INSTRUCTION> Write the material out again, line by line, exactly as it is.

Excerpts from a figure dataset
++++++

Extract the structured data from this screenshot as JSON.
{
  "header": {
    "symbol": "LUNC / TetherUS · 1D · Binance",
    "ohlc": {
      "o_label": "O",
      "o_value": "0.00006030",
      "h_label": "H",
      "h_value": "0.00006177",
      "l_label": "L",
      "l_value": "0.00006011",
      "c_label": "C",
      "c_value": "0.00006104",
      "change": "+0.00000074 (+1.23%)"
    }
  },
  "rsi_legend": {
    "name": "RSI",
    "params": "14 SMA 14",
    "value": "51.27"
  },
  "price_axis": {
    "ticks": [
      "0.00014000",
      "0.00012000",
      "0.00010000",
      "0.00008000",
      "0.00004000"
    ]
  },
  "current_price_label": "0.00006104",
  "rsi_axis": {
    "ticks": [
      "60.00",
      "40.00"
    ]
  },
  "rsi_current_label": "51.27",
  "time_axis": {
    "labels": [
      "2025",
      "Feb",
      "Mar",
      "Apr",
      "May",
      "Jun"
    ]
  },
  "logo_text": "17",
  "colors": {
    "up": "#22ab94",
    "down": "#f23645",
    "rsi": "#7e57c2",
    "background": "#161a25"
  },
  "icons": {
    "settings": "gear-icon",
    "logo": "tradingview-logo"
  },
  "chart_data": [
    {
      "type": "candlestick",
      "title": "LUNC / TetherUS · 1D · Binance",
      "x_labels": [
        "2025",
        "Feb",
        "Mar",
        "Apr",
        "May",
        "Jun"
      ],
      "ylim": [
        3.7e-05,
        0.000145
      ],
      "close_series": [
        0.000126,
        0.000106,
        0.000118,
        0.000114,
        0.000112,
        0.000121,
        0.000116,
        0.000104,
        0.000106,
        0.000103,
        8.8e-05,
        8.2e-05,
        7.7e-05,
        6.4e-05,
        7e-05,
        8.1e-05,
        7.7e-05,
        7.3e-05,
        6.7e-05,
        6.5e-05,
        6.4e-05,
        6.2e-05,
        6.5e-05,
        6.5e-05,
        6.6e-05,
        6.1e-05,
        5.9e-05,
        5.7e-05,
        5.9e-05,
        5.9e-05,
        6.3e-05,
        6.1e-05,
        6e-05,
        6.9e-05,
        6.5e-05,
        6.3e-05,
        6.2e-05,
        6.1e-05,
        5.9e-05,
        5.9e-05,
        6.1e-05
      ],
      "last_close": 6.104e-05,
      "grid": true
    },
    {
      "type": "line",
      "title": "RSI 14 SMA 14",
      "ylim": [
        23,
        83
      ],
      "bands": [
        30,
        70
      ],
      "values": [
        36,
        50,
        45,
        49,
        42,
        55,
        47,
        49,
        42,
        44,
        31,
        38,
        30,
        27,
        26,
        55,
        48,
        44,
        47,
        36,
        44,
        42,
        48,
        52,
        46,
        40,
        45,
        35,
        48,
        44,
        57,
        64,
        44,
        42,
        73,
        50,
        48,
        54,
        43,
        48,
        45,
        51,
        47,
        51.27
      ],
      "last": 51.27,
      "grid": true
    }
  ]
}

++++++

THE REPLY>
Extract the structured data from this screenshot as JSON.
{
  "header": {
    "symbol": "LUNC / TetherUS · 1D · Binance",
    "ohlc": {
      "o_label": "O",
      "o_value": "0.00006030",
      "h_label": "H",
      "h_value": "0.00006177",
      "l_label": "L",
      "l_value": "0.00006011",
      "c_label": "C",
      "c_value": "0.00006104",
      "change": "+0.00000074 (+1.23%)"
    }
  },
  "rsi_legend": {
    "name": "RSI",
    "params": "14 SMA 14",
    "value": "51.27"
  },
  "price_axis": {
    "ticks": [
      "0.00014000",
      "0.00012000",
      "0.00010000",
      "0.00008000",
      "0.00004000"
    ]
  },
  "current_price_label": "0.00006104",
  "rsi_axis": {
    "ticks": [
      "60.00",
      "40.00"
    ]
  },
  "rsi_current_label": "51.27",
  "time_axis": {
    "labels": [
      "2025",
      "Feb",
      "Mar",
      "Apr",
      "May",
      "Jun"
    ]
  },
  "logo_text": "17",
  "colors": {
    "up": "#22ab94",
    "down": "#f23645",
    "rsi": "#7e57c2",
    "background": "#161a25"
  },
  "icons": {
    "settings": "gear-icon",
    "logo": "tradingview-logo"
  },
  "chart_data": [
    {
      "type": "candlestick",
      "title": "LUNC / TetherUS · 1D · Binance",
      "x_labels": [
        "2025",
        "Feb",
        "Mar",
        "Apr",
        "May",
        "Jun"
      ],
      "ylim": [
        3.7e-05,
        0.000145
      ],
      "close_series": [
        0.000126,
        0.000106,
        0.000118,
        0.000114,
        0.000112,
        0.000121,
        0.000116,
        0.000104,
        0.000106,
        0.000103,
        8.8e-05,
        8.2e-05,
        7.7e-05,
        6.4e-05,
        7e-05,
        8.1e-05,
        7.7e-05,
        7.3e-05,
        6.7e-05,
        6.5e-05,
        6.4e-05,
        6.2e-05,
        6.5e-05,
        6.5e-05,
        6.6e-05,
        6.1e-05,
        5.9e-05,
        5.7e-05,
        5.9e-05,
        5.9e-05,
        6.3e-05,
        6.1e-05,
        6e-05,
        6.9e-05,
        6.5e-05,
        6.3e-05,
        6.2e-05,
        6.1e-05,
        5.9e-05,
        5.9e-05,
        6.1e-05
      ],
      "last_close": 6.104e-05,
      "grid": true
    },
    {
      "type": "line",
      "title": "RSI 14 SMA 14",
      "ylim": [
        23,
        83
      ],
      "bands": [
        30,
        70
      ],
      "values": [
        36,
        50,
        45,
        49,
        42,
        55,
        47,
        49,
        42,
        44,
        31,
        38,
        30,
        27,
        26,
        55,
        48,
        44,
        47,
        36,
        44,
        42,
        48,
        52,
        46,
        40,
        45,
        35,
        48,
        44,
        57,
        64,
        44,
        42,
        73,
        50,
        48,
        54,
        43,
        48,
        45,
        51,
        47,
        51.27
      ],
      "last": 51.27,
      "grid": true
    }
  ]
}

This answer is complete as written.